Reproduce all of the data exactly, with no line skipped.

::: DATA PROVIDED :::

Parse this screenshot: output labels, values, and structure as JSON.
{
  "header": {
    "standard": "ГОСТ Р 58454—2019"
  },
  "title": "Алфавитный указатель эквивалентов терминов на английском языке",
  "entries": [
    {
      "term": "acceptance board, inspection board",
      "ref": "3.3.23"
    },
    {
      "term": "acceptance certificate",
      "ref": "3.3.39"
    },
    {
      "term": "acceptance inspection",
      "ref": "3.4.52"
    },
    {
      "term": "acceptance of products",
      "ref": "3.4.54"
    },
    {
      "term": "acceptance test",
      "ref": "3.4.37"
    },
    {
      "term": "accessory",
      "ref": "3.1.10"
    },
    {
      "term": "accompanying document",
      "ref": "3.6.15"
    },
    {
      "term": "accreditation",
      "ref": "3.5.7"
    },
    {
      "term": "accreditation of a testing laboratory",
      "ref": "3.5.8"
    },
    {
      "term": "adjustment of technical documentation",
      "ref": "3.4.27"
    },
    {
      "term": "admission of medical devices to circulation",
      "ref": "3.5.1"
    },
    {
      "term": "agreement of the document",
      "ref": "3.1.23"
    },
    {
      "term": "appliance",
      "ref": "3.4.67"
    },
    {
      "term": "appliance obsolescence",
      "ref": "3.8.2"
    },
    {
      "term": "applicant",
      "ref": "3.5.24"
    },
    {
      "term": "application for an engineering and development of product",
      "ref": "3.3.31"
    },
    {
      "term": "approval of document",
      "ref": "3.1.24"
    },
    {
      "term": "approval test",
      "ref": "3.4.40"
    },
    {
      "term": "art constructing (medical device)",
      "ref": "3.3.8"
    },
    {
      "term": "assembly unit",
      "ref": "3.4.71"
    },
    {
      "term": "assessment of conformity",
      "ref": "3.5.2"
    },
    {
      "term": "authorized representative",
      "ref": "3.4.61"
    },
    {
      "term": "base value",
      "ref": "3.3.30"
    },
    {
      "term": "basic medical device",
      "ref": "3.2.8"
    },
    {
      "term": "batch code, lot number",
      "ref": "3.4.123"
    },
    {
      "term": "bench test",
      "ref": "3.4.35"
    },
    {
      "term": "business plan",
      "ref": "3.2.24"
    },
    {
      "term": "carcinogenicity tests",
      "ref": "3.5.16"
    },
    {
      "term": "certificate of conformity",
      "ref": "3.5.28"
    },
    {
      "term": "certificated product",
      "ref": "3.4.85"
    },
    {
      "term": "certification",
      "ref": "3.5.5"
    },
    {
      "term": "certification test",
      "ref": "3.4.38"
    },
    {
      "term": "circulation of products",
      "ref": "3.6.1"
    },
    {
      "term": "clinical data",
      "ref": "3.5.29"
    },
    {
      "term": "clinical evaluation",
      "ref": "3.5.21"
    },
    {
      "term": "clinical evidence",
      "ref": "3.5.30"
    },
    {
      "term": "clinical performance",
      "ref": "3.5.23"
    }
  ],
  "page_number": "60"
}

:::

▶ [WRITTEN REPLY]
Parse this screenshot: output labels, values, and structure as JSON.
{
  "header": {
    "standard": "ГОСТ Р 58454—2019"
  },
  "title": "Алфавитный указатель эквивалентов терминов на английском языке",
  "entries": [
    {
      "term": "acceptance board, inspection board",
      "ref": "3.3.23"
    },
    {
      "term": "acceptance certificate",
      "ref": "3.3.39"
    },
    {
      "term": "acceptance inspection",
      "ref": "3.4.52"
    },
    {
      "term": "acceptance of products",
      "ref": "3.4.54"
    },
    {
      "term": "acceptance test",
      "ref": "3.4.37"
    },
    {
      "term": "accessory",
      "ref": "3.1.10"
    },
    {
      "term": "accompanying document",
      "ref": "3.6.15"
    },
    {
      "term": "accreditation",
      "ref": "3.5.7"
    },
    {
      "term": "accreditation of a testing laboratory",
      "ref": "3.5.8"
    },
    {
      "term": "adjustment of technical documentation",
      "ref": "3.4.27"
    },
    {
      "term": "admission of medical devices to circulation",
      "ref": "3.5.1"
    },
    {
      "term": "agreement of the document",
      "ref": "3.1.23"
    },
    {
      "term": "appliance",
      "ref": "3.4.67"
    },
    {
      "term": "appliance obsolescence",
      "ref": "3.8.2"
    },
    {
      "term": "applicant",
      "ref": "3.5.24"
    },
    {
      "term": "application for an engineering and development of product",
      "ref": "3.3.31"
    },
    {
      "term": "approval of document",
      "ref": "3.1.24"
    },
    {
      "term": "approval test",
      "ref": "3.4.40"
    },
    {
      "term": "art constructing (medical device)",
      "ref": "3.3.8"
    },
    {
      "term": "assembly unit",
      "ref": "3.4.71"
    },
    {
      "term": "assessment of conformity",
      "ref": "3.5.2"
    },
    {
      "term": "authorized representative",
      "ref": "3.4.61"
    },
    {
      "term": "base value",
      "ref": "3.3.30"
    },
    {
      "term": "basic medical device",
      "ref": "3.2.8"
    },
    {
      "term": "batch code, lot number",
      "ref": "3.4.123"
    },
    {
      "term": "bench test",
      "ref": "3.4.35"
    },
    {
      "term": "business plan",
      "ref": "3.2.24"
    },
    {
      "term": "carcinogenicity tests",
      "ref": "3.5.16"
    },
    {
      "term": "certificate of conformity",
      "ref": "3.5.28"
    },
    {
      "term": "certificated product",
      "ref": "3.4.85"
    },
    {
      "term": "certification",
      "ref": "3.5.5"
    },
    {
      "term": "certification test",
      "ref": "3.4.38"
    },
    {
      "term": "circulation of products",
      "ref": "3.6.1"
    },
    {
      "term": "clinical data",
      "ref": "3.5.29"
    },
    {
      "term": "clinical evaluation",
      "ref": "3.5.21"
    },
    {
      "term": "clinical evidence",
      "ref": "3.5.30"
    },
    {
      "term": "clinical performance",
      "ref": "3.5.23"
    }
  ],
  "page_number": "60"
}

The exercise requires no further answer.